## Exercise aim
Exactly repeat the full listing that follows.

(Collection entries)
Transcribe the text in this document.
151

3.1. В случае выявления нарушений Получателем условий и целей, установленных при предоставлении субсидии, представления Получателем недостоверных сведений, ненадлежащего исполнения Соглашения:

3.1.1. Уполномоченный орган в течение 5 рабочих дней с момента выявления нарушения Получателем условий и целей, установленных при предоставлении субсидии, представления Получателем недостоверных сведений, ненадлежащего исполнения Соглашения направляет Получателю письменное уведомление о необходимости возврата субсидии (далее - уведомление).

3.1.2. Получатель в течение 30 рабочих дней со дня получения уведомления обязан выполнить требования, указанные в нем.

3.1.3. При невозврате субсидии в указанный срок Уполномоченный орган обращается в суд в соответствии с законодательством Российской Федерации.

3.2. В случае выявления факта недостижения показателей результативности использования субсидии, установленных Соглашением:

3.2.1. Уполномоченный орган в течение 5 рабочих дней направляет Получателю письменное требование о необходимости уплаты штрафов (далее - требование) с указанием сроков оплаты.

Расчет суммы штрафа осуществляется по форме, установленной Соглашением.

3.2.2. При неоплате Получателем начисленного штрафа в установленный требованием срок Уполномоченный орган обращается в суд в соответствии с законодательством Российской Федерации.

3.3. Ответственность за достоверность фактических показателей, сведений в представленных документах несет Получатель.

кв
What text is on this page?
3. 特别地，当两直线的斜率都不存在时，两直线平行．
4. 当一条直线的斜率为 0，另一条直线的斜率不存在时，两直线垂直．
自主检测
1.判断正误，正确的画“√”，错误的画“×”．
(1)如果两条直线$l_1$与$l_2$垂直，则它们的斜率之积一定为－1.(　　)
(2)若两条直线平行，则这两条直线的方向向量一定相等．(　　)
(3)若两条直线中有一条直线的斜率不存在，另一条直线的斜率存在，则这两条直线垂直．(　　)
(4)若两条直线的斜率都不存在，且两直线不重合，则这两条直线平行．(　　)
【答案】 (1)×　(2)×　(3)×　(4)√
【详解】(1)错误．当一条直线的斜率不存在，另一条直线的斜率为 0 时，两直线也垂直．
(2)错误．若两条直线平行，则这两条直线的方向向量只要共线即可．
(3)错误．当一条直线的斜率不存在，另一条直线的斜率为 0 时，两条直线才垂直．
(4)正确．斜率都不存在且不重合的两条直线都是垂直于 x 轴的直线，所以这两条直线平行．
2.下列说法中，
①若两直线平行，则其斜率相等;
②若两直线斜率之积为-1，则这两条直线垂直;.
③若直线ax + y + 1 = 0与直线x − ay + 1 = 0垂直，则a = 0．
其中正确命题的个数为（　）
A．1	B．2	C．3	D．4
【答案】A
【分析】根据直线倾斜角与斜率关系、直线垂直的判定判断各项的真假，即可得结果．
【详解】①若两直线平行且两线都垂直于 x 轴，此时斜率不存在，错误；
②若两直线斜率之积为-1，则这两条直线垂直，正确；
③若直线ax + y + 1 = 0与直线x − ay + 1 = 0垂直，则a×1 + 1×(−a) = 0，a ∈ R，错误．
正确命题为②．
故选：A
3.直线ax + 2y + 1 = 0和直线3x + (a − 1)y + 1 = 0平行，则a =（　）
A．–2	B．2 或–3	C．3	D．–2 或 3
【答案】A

## Answer to this exercise
Transcribe the text in this document.
151

3.1. В случае выявления нарушений Получателем условий и целей, установленных при предоставлении субсидии, представления Получателем недостоверных сведений, ненадлежащего исполнения Соглашения:

3.1.1. Уполномоченный орган в течение 5 рабочих дней с момента выявления нарушения Получателем условий и целей, установленных при предоставлении субсидии, представления Получателем недостоверных сведений, ненадлежащего исполнения Соглашения направляет Получателю письменное уведомление о необходимости возврата субсидии (далее - уведомление).

3.1.2. Получатель в течение 30 рабочих дней со дня получения уведомления обязан выполнить требования, указанные в нем.

3.1.3. При невозврате субсидии в указанный срок Уполномоченный орган обращается в суд в соответствии с законодательством Российской Федерации.

3.2. В случае выявления факта недостижения показателей результативности использования субсидии, установленных Соглашением:

3.2.1. Уполномоченный орган в течение 5 рабочих дней направляет Получателю письменное требование о необходимости уплаты штрафов (далее - требование) с указанием сроков оплаты.

Расчет суммы штрафа осуществляется по форме, установленной Соглашением.

3.2.2. При неоплате Получателем начисленного штрафа в установленный требованием срок Уполномоченный орган обращается в суд в соответствии с законодательством Российской Федерации.

3.3. Ответственность за достоверность фактических показателей, сведений в представленных документах несет Получатель.

кв
What text is on this page?
3. 特别地，当两直线的斜率都不存在时，两直线平行．
4. 当一条直线的斜率为 0，另一条直线的斜率不存在时，两直线垂直．
自主检测
1.判断正误，正确的画“√”，错误的画“×”．
(1)如果两条直线$l_1$与$l_2$垂直，则它们的斜率之积一定为－1.(　　)
(2)若两条直线平行，则这两条直线的方向向量一定相等．(　　)
(3)若两条直线中有一条直线的斜率不存在，另一条直线的斜率存在，则这两条直线垂直．(　　)
(4)若两条直线的斜率都不存在，且两直线不重合，则这两条直线平行．(　　)
【答案】 (1)×　(2)×　(3)×　(4)√
【详解】(1)错误．当一条直线的斜率不存在，另一条直线的斜率为 0 时，两直线也垂直．
(2)错误．若两条直线平行，则这两条直线的方向向量只要共线即可．
(3)错误．当一条直线的斜率不存在，另一条直线的斜率为 0 时，两条直线才垂直．
(4)正确．斜率都不存在且不重合的两条直线都是垂直于 x 轴的直线，所以这两条直线平行．
2.下列说法中，
①若两直线平行，则其斜率相等;
②若两直线斜率之积为-1，则这两条直线垂直;.
③若直线ax + y + 1 = 0与直线x − ay + 1 = 0垂直，则a = 0．
其中正确命题的个数为（　）
A．1	B．2	C．3	D．4
【答案】A
【分析】根据直线倾斜角与斜率关系、直线垂直的判定判断各项的真假，即可得结果．
【详解】①若两直线平行且两线都垂直于 x 轴，此时斜率不存在，错误；
②若两直线斜率之积为-1，则这两条直线垂直，正确；
③若直线ax + y + 1 = 0与直线x − ay + 1 = 0垂直，则a×1 + 1×(−a) = 0，a ∈ R，错误．
正确命题为②．
故选：A
3.直线ax + 2y + 1 = 0和直线3x + (a − 1)y + 1 = 0平行，则a =（　）
A．–2	B．2 或–3	C．3	D．–2 或 3
【答案】A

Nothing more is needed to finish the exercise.